[Problem to work on] Every line below that holds the string "twisted" should be copied out.

[Entries]
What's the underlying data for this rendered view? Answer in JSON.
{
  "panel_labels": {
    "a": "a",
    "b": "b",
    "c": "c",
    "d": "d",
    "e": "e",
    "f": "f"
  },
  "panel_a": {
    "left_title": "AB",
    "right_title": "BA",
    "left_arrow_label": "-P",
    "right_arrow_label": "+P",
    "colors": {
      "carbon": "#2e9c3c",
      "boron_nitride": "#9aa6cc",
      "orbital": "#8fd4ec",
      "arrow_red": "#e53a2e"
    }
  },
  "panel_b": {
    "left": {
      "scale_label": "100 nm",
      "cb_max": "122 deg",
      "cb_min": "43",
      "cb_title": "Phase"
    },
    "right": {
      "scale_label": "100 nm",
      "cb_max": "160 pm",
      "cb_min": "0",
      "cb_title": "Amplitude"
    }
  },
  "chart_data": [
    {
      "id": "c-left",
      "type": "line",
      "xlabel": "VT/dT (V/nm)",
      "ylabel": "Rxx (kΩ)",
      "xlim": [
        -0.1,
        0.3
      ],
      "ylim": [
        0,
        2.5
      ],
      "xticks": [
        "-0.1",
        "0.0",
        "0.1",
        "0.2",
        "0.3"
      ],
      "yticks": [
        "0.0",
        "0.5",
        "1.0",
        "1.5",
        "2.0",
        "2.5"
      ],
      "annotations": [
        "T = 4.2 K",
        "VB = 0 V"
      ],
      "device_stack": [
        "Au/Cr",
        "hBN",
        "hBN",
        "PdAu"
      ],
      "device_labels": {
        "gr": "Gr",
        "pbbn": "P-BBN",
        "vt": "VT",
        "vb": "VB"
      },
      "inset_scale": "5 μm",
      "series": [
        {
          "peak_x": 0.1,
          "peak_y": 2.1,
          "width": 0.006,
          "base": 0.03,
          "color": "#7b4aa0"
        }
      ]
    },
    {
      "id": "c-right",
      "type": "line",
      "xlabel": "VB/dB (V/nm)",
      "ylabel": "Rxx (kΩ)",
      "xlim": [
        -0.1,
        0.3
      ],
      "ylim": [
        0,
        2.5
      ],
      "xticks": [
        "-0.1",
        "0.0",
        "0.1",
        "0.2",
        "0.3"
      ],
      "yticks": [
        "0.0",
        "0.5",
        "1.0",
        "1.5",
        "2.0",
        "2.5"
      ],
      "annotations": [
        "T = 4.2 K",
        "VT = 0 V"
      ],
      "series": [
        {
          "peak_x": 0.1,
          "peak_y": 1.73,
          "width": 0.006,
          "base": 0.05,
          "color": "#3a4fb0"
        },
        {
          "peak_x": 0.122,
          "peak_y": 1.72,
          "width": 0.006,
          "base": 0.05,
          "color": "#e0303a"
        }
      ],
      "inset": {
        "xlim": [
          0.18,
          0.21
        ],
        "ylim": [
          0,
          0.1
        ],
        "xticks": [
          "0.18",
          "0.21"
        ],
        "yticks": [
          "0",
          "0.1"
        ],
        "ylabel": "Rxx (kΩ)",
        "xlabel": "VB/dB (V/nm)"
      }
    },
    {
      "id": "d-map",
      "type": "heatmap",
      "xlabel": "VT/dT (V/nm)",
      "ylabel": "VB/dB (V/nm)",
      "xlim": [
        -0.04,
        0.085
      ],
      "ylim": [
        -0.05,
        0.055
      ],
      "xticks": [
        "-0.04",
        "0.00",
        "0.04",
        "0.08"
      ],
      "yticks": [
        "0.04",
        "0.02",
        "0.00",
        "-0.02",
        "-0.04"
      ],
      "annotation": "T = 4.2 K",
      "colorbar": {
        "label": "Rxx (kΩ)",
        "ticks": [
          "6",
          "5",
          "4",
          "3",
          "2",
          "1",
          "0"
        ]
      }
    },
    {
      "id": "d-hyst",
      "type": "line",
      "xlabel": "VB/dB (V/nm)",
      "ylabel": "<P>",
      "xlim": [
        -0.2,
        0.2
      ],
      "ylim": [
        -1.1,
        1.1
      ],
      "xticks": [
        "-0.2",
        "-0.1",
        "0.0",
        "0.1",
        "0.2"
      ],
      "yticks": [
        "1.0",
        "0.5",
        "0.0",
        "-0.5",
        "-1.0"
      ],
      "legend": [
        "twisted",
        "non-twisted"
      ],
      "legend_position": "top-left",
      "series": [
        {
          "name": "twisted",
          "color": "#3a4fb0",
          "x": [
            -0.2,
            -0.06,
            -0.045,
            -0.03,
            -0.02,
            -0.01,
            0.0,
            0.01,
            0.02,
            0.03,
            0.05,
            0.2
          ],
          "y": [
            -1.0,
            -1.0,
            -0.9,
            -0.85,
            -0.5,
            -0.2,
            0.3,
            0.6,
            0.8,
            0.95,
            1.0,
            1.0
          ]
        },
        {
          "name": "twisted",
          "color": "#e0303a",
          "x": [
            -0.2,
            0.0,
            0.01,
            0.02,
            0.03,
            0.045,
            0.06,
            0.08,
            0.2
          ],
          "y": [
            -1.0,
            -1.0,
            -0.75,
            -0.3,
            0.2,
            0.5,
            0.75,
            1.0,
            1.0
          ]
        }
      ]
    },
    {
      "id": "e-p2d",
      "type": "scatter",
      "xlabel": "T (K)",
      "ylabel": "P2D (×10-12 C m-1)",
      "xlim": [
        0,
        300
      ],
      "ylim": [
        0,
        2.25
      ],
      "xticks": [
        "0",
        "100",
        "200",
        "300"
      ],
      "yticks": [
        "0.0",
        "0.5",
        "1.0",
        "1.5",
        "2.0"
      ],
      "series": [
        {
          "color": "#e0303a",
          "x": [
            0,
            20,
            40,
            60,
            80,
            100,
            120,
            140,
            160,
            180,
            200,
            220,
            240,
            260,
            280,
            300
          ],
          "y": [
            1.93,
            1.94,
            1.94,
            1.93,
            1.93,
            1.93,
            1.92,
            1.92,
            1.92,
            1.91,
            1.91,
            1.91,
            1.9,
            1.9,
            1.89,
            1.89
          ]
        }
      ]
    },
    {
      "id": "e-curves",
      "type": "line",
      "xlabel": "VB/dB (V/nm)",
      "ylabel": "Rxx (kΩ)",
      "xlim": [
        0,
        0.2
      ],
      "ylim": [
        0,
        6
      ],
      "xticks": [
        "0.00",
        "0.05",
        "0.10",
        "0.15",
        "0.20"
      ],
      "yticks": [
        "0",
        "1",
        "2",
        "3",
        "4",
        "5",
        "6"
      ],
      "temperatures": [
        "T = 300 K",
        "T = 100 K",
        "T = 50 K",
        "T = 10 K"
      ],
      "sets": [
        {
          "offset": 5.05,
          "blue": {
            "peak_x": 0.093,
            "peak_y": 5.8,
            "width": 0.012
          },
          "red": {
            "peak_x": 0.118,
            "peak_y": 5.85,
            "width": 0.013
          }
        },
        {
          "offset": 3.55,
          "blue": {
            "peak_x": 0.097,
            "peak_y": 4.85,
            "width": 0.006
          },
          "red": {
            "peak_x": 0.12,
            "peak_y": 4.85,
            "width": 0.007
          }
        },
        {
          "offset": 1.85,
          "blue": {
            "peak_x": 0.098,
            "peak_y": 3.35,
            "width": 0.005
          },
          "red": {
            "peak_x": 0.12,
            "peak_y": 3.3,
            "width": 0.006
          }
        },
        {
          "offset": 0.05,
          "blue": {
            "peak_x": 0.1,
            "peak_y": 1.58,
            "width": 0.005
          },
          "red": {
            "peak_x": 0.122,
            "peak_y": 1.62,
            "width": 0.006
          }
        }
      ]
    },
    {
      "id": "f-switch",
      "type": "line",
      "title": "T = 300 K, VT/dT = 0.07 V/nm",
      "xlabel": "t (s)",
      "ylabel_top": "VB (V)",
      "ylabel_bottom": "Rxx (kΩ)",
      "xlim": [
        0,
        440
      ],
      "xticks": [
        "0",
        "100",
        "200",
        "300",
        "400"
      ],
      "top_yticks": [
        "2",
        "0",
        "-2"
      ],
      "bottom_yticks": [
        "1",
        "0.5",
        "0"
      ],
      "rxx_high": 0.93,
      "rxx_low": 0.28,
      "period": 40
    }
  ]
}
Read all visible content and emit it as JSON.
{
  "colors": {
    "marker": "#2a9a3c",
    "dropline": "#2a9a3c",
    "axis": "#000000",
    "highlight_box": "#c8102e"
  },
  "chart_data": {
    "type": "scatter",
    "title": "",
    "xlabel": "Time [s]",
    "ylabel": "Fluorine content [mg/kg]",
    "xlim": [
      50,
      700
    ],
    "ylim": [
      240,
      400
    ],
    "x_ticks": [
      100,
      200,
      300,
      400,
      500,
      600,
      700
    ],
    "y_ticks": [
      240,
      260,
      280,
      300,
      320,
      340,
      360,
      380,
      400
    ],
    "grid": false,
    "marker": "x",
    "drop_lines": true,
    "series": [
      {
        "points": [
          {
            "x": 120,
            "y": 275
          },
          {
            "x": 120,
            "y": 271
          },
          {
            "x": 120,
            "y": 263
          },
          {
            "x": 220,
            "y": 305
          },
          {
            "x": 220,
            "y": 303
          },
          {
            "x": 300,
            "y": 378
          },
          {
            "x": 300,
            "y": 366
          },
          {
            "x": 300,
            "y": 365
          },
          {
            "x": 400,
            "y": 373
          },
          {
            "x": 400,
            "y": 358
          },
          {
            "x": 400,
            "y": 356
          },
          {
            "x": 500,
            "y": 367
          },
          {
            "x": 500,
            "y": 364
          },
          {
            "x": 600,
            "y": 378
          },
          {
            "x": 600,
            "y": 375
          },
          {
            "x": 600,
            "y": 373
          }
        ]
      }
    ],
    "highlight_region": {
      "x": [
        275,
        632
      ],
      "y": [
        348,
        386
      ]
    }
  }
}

[Complete output]
        "twisted",
        "non-twisted"
          "name": "twisted",
          "name": "twisted",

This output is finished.